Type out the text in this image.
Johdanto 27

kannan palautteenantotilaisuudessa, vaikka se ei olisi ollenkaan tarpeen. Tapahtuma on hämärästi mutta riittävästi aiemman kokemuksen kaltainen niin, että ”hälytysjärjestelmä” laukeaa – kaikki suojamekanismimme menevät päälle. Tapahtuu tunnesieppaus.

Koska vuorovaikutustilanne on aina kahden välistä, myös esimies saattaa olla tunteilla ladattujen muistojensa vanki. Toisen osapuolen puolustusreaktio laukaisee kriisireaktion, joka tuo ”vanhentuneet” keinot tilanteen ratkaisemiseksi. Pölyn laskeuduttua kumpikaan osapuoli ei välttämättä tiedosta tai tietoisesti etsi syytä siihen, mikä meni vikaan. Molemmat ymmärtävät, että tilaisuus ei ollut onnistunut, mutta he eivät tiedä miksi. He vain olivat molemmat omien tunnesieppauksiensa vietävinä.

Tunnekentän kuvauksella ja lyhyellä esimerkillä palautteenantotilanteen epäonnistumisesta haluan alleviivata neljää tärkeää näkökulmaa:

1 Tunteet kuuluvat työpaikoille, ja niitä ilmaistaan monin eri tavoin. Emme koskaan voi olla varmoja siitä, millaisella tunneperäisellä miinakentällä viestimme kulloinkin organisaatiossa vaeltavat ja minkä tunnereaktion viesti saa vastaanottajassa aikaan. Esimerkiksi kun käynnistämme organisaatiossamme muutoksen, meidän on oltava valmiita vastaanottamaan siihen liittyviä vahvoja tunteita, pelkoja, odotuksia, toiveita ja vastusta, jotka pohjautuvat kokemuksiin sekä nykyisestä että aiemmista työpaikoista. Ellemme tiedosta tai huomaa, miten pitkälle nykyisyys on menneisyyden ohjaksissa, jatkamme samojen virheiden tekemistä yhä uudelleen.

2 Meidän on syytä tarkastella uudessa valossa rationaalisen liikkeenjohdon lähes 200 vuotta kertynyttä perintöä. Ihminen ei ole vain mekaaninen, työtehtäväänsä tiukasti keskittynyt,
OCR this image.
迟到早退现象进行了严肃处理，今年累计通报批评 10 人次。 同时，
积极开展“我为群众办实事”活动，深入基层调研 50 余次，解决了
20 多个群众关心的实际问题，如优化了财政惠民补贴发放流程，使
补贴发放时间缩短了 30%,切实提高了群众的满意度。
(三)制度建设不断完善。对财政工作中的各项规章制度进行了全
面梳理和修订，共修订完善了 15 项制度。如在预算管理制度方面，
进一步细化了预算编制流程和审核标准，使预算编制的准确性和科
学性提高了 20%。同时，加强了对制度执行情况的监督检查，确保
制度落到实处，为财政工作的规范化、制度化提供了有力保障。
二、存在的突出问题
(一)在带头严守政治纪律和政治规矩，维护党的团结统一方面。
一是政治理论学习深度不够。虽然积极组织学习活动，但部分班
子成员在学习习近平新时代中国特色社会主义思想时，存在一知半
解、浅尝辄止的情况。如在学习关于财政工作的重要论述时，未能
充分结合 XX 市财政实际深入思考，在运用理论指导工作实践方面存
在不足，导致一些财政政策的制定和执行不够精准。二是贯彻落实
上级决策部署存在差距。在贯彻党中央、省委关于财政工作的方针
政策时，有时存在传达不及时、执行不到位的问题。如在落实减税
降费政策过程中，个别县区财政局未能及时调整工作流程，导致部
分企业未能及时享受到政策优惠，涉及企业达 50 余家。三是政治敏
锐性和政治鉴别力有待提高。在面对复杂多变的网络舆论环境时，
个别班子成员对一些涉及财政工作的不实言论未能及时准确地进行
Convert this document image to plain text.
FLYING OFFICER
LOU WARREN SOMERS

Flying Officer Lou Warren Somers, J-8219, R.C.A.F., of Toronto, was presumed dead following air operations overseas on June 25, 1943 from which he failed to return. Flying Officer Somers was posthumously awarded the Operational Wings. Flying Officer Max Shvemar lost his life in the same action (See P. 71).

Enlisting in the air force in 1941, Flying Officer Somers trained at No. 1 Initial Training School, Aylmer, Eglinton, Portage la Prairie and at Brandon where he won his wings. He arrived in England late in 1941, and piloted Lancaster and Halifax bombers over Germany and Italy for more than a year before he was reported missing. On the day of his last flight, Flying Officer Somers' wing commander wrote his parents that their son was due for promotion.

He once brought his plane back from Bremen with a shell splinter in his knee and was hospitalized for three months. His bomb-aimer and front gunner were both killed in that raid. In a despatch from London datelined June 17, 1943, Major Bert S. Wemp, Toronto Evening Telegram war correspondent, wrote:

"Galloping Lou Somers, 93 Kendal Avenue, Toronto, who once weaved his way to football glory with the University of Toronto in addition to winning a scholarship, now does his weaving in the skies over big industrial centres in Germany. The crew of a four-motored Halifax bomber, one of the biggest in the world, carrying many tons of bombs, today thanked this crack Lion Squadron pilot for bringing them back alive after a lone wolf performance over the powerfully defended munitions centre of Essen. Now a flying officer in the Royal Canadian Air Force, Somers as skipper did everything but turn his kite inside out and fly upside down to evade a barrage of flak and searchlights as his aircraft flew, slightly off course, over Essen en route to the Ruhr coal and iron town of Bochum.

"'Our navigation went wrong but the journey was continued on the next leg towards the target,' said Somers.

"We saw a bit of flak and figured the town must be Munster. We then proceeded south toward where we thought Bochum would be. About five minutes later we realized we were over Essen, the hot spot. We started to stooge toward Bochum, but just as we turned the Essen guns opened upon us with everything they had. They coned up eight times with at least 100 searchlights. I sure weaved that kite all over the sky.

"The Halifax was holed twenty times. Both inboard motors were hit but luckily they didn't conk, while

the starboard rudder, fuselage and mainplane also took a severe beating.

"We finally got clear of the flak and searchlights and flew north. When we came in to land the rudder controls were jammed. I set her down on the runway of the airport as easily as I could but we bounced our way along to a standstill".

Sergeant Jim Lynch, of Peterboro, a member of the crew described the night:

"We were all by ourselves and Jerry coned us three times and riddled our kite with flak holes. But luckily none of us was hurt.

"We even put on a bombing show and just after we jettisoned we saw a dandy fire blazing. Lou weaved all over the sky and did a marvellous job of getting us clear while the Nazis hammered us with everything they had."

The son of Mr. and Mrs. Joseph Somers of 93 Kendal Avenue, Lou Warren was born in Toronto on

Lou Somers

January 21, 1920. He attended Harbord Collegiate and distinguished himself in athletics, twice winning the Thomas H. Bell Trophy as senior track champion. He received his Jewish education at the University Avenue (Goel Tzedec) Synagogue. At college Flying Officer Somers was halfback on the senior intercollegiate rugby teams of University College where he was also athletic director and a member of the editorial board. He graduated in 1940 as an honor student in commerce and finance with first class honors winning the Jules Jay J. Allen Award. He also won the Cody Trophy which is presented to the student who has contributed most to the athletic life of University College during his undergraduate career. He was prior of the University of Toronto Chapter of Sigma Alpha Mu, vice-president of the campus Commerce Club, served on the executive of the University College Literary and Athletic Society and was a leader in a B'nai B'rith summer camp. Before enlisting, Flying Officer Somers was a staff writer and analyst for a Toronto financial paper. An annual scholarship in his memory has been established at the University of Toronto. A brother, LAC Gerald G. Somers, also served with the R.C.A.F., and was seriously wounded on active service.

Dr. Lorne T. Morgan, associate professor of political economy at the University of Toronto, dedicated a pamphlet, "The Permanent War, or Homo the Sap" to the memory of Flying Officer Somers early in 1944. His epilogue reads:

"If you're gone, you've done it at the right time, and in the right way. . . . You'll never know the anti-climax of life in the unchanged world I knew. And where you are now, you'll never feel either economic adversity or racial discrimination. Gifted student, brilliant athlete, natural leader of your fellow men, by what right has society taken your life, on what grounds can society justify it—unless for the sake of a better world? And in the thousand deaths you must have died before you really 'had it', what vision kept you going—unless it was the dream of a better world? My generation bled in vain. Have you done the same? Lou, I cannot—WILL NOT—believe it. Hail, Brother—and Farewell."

____________________

**PROMPT:** Say how many lines include the word "while"; reply with the number alone.

**TASK RESULT:** 2